■ Problem ■
Your answer must consist solely of the number of lines that contain the word "Consultant".

===============

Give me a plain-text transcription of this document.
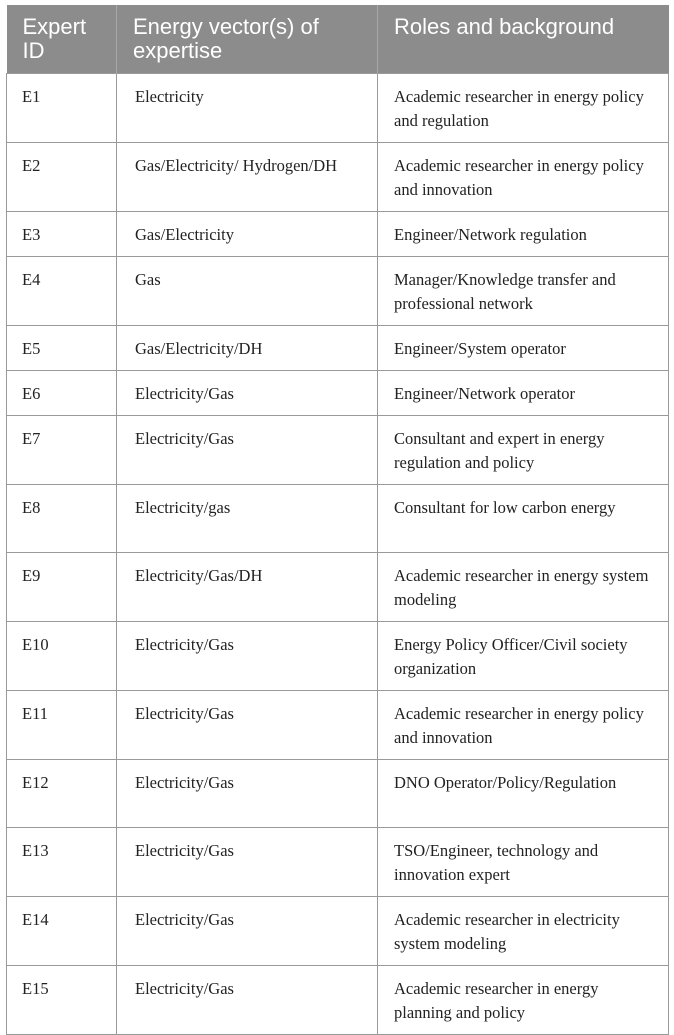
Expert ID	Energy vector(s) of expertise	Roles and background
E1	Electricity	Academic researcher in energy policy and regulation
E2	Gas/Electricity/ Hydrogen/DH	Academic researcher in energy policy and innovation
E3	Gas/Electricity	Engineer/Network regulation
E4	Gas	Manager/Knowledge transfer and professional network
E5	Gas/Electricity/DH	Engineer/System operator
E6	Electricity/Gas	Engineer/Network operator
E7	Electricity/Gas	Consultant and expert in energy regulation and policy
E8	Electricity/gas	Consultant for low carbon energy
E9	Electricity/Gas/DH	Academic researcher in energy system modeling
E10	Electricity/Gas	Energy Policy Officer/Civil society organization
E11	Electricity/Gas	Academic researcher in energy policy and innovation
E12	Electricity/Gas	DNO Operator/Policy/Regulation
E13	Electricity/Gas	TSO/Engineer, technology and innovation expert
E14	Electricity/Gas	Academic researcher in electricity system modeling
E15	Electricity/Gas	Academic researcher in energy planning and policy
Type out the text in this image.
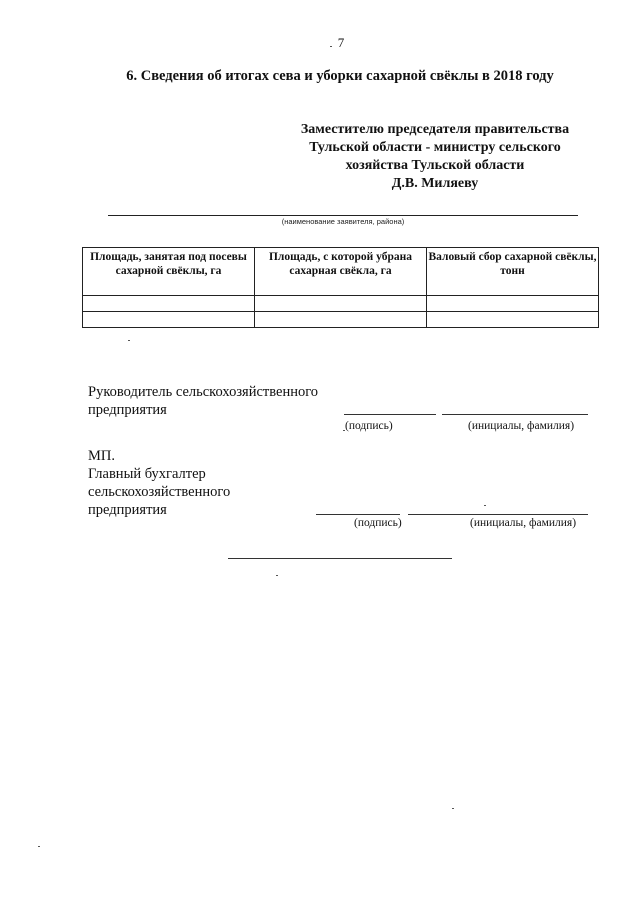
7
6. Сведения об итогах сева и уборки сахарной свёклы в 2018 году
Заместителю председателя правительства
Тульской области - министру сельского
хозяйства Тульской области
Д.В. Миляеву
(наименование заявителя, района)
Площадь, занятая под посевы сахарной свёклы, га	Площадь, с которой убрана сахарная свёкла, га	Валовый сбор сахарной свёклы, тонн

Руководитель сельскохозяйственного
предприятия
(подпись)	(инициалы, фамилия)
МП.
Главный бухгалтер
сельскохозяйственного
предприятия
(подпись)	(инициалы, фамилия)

===============

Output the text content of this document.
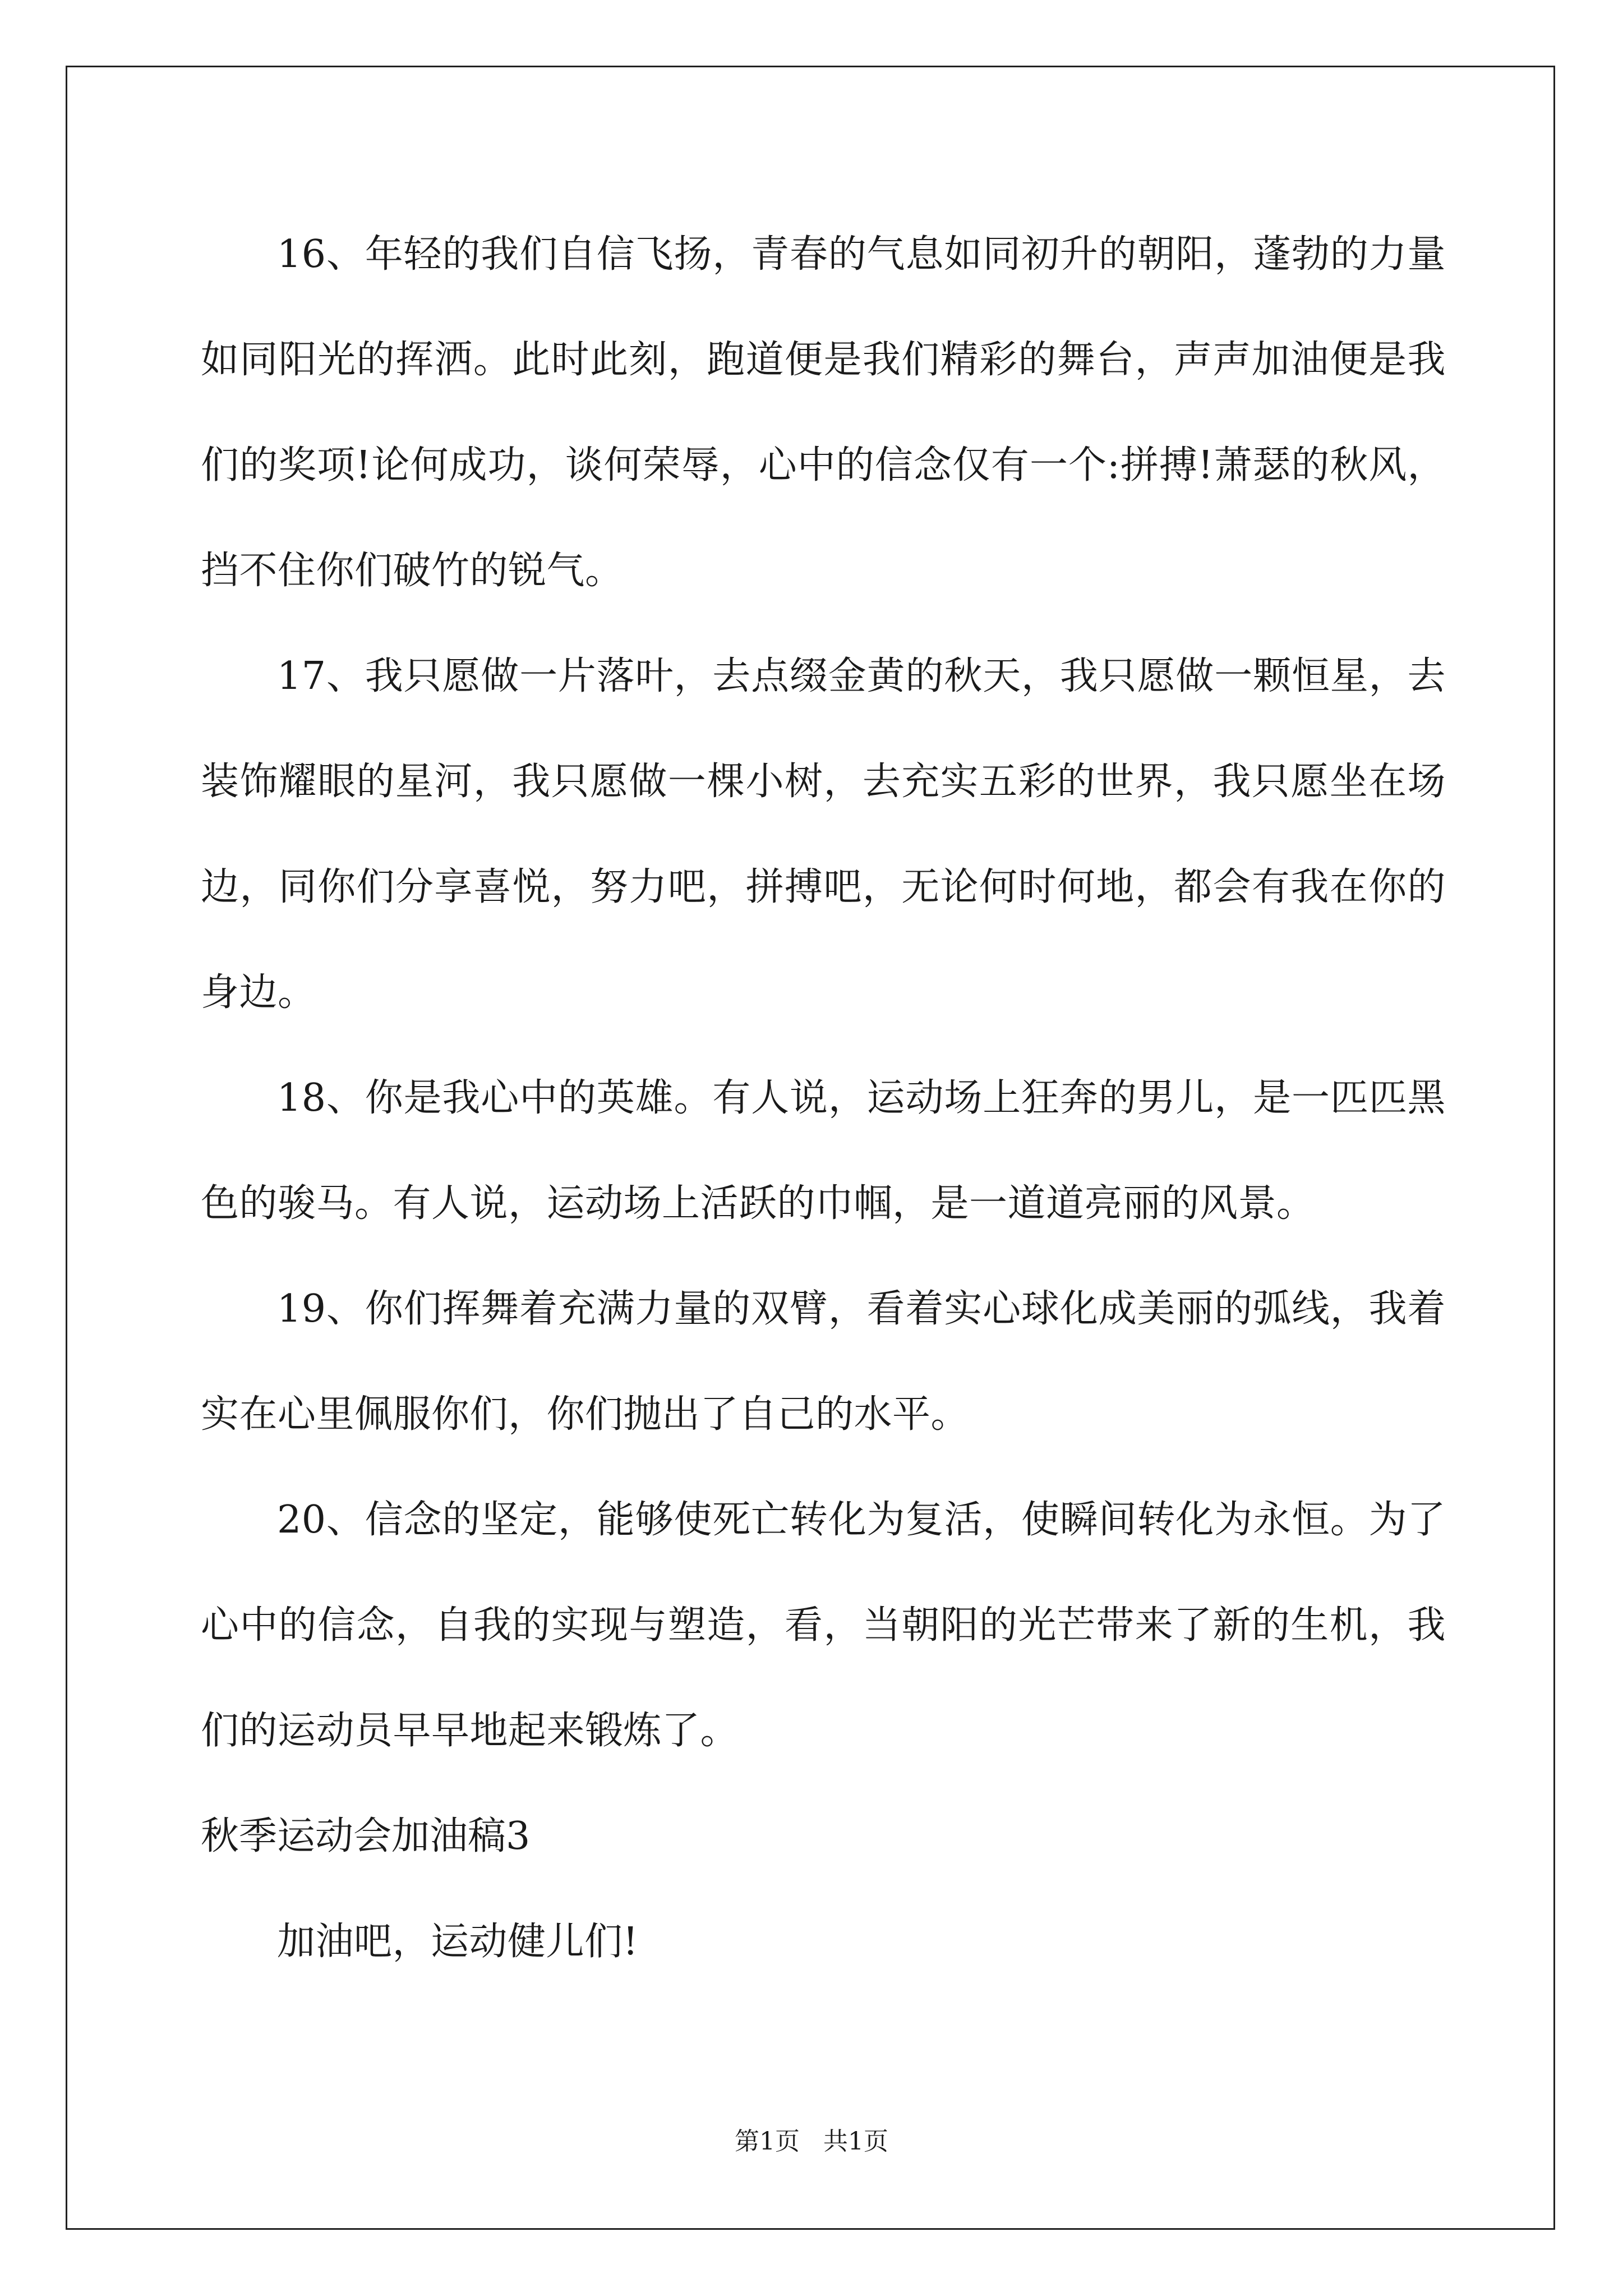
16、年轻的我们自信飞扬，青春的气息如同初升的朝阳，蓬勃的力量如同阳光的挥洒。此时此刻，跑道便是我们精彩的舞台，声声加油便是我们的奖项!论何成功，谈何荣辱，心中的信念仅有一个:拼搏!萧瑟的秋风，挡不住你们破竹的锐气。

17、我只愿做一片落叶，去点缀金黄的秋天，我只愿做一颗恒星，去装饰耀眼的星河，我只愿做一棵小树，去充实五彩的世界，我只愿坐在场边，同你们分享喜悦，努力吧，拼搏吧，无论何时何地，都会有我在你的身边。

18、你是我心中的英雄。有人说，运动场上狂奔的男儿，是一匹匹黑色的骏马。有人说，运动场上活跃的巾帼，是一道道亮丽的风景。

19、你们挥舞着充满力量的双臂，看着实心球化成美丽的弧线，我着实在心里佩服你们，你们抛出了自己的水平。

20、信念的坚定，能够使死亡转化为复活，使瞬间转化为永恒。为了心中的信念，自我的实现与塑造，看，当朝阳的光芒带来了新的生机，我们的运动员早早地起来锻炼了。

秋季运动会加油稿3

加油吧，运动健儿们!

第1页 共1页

===============

■ Reply ■
2